§ **Data for the task**:

☆ ☆ ☆ ☆

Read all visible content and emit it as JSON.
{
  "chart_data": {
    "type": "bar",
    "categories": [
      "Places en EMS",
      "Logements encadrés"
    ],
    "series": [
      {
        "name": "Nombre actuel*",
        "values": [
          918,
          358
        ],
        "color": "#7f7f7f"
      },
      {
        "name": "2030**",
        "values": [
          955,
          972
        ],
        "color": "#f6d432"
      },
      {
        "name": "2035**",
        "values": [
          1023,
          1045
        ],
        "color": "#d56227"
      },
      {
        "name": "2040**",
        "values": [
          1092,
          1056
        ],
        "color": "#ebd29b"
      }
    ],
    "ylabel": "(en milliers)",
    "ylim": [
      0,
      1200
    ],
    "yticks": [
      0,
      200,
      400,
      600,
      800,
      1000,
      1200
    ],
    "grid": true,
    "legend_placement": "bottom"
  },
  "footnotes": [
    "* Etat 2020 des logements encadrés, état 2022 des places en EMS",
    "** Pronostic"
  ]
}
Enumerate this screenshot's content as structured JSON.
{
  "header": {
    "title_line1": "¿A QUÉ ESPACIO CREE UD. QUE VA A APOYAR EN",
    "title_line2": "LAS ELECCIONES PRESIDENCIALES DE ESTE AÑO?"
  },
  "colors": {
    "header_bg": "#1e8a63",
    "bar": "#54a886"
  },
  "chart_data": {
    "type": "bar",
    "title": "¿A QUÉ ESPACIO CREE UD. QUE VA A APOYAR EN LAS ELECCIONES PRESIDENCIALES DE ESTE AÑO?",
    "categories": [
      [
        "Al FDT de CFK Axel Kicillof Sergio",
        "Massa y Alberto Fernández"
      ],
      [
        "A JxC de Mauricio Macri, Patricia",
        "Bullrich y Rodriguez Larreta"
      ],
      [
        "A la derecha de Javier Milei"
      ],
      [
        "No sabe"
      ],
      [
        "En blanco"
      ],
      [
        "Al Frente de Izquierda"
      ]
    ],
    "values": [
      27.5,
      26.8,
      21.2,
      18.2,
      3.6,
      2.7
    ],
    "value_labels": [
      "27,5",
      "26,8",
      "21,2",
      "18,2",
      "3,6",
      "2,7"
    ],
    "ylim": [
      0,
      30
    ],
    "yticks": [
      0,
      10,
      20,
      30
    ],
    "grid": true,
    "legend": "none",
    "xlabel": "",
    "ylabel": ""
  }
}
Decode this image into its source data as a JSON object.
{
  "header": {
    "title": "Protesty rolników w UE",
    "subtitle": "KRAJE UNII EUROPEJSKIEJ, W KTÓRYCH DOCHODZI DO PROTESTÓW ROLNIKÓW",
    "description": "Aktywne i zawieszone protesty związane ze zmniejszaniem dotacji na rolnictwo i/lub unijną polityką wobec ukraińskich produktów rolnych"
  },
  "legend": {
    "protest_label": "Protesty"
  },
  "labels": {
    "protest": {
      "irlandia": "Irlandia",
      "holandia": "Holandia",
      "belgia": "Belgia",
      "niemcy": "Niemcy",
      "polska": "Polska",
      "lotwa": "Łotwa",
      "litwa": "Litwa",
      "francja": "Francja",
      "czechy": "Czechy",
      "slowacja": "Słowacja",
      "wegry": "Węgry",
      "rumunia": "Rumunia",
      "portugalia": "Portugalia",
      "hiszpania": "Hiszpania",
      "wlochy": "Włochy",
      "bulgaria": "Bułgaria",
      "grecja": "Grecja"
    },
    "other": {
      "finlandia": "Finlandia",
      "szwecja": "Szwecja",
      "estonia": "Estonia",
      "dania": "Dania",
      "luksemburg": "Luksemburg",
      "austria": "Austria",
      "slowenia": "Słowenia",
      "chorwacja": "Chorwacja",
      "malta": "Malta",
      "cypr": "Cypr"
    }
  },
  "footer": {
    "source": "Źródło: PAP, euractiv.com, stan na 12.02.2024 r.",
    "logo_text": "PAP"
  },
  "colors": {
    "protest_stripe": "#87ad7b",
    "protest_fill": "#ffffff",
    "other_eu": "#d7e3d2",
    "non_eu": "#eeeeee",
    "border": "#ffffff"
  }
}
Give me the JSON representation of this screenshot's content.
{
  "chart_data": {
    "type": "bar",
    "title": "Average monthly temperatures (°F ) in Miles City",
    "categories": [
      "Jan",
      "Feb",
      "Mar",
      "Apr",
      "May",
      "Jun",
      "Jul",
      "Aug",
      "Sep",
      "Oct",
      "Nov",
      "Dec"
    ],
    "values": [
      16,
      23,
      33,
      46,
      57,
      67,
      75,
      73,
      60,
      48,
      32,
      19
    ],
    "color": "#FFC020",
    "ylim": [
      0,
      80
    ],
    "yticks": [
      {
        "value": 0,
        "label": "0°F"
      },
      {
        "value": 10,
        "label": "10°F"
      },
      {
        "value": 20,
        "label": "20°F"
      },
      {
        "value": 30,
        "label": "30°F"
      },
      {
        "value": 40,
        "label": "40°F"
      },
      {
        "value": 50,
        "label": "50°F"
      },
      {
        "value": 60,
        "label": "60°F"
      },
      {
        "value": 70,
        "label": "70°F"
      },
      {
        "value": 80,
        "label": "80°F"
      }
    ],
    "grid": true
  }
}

☆ ☆ ☆ ☆

§ **Task**: Extract every record. Keep wording exact.

§ **Answer to this task**:
Read all visible content and emit it as JSON.
{
  "chart_data": {
    "type": "bar",
    "categories": [
      "Places en EMS",
      "Logements encadrés"
    ],
    "series": [
      {
        "name": "Nombre actuel*",
        "values": [
          918,
          358
        ],
        "color": "#7f7f7f"
      },
      {
        "name": "2030**",
        "values": [
          955,
          972
        ],
        "color": "#f6d432"
      },
      {
        "name": "2035**",
        "values": [
          1023,
          1045
        ],
        "color": "#d56227"
      },
      {
        "name": "2040**",
        "values": [
          1092,
          1056
        ],
        "color": "#ebd29b"
      }
    ],
    "ylabel": "(en milliers)",
    "ylim": [
      0,
      1200
    ],
    "yticks": [
      0,
      200,
      400,
      600,
      800,
      1000,
      1200
    ],
    "grid": true,
    "legend_placement": "bottom"
  },
  "footnotes": [
    "* Etat 2020 des logements encadrés, état 2022 des places en EMS",
    "** Pronostic"
  ]
}
Enumerate this screenshot's content as structured JSON.
{
  "header": {
    "title_line1": "¿A QUÉ ESPACIO CREE UD. QUE VA A APOYAR EN",
    "title_line2": "LAS ELECCIONES PRESIDENCIALES DE ESTE AÑO?"
  },
  "colors": {
    "header_bg": "#1e8a63",
    "bar": "#54a886"
  },
  "chart_data": {
    "type": "bar",
    "title": "¿A QUÉ ESPACIO CREE UD. QUE VA A APOYAR EN LAS ELECCIONES PRESIDENCIALES DE ESTE AÑO?",
    "categories": [
      [
        "Al FDT de CFK Axel Kicillof Sergio",
        "Massa y Alberto Fernández"
      ],
      [
        "A JxC de Mauricio Macri, Patricia",
        "Bullrich y Rodriguez Larreta"
      ],
      [
        "A la derecha de Javier Milei"
      ],
      [
        "No sabe"
      ],
      [
        "En blanco"
      ],
      [
        "Al Frente de Izquierda"
      ]
    ],
    "values": [
      27.5,
      26.8,
      21.2,
      18.2,
      3.6,
      2.7
    ],
    "value_labels": [
      "27,5",
      "26,8",
      "21,2",
      "18,2",
      "3,6",
      "2,7"
    ],
    "ylim": [
      0,
      30
    ],
    "yticks": [
      0,
      10,
      20,
      30
    ],
    "grid": true,
    "legend": "none",
    "xlabel": "",
    "ylabel": ""
  }
}
Decode this image into its source data as a JSON object.
{
  "header": {
    "title": "Protesty rolników w UE",
    "subtitle": "KRAJE UNII EUROPEJSKIEJ, W KTÓRYCH DOCHODZI DO PROTESTÓW ROLNIKÓW",
    "description": "Aktywne i zawieszone protesty związane ze zmniejszaniem dotacji na rolnictwo i/lub unijną polityką wobec ukraińskich produktów rolnych"
  },
  "legend": {
    "protest_label": "Protesty"
  },
  "labels": {
    "protest": {
      "irlandia": "Irlandia",
      "holandia": "Holandia",
      "belgia": "Belgia",
      "niemcy": "Niemcy",
      "polska": "Polska",
      "lotwa": "Łotwa",
      "litwa": "Litwa",
      "francja": "Francja",
      "czechy": "Czechy",
      "slowacja": "Słowacja",
      "wegry": "Węgry",
      "rumunia": "Rumunia",
      "portugalia": "Portugalia",
      "hiszpania": "Hiszpania",
      "wlochy": "Włochy",
      "bulgaria": "Bułgaria",
      "grecja": "Grecja"
    },
    "other": {
      "finlandia": "Finlandia",
      "szwecja": "Szwecja",
      "estonia": "Estonia",
      "dania": "Dania",
      "luksemburg": "Luksemburg",
      "austria": "Austria",
      "slowenia": "Słowenia",
      "chorwacja": "Chorwacja",
      "malta": "Malta",
      "cypr": "Cypr"
    }
  },
  "footer": {
    "source": "Źródło: PAP, euractiv.com, stan na 12.02.2024 r.",
    "logo_text": "PAP"
  },
  "colors": {
    "protest_stripe": "#87ad7b",
    "protest_fill": "#ffffff",
    "other_eu": "#d7e3d2",
    "non_eu": "#eeeeee",
    "border": "#ffffff"
  }
}
Give me the JSON representation of this screenshot's content.
{
  "chart_data": {
    "type": "bar",
    "title": "Average monthly temperatures (°F ) in Miles City",
    "categories": [
      "Jan",
      "Feb",
      "Mar",
      "Apr",
      "May",
      "Jun",
      "Jul",
      "Aug",
      "Sep",
      "Oct",
      "Nov",
      "Dec"
    ],
    "values": [
      16,
      23,
      33,
      46,
      57,
      67,
      75,
      73,
      60,
      48,
      32,
      19
    ],
    "color": "#FFC020",
    "ylim": [
      0,
      80
    ],
    "yticks": [
      {
        "value": 0,
        "label": "0°F"
      },
      {
        "value": 10,
        "label": "10°F"
      },
      {
        "value": 20,
        "label": "20°F"
      },
      {
        "value": 30,
        "label": "30°F"
      },
      {
        "value": 40,
        "label": "40°F"
      },
      {
        "value": 50,
        "label": "50°F"
      },
      {
        "value": 60,
        "label": "60°F"
      },
      {
        "value": 70,
        "label": "70°F"
      },
      {
        "value": 80,
        "label": "80°F"
      }
    ],
    "grid": true
  }
}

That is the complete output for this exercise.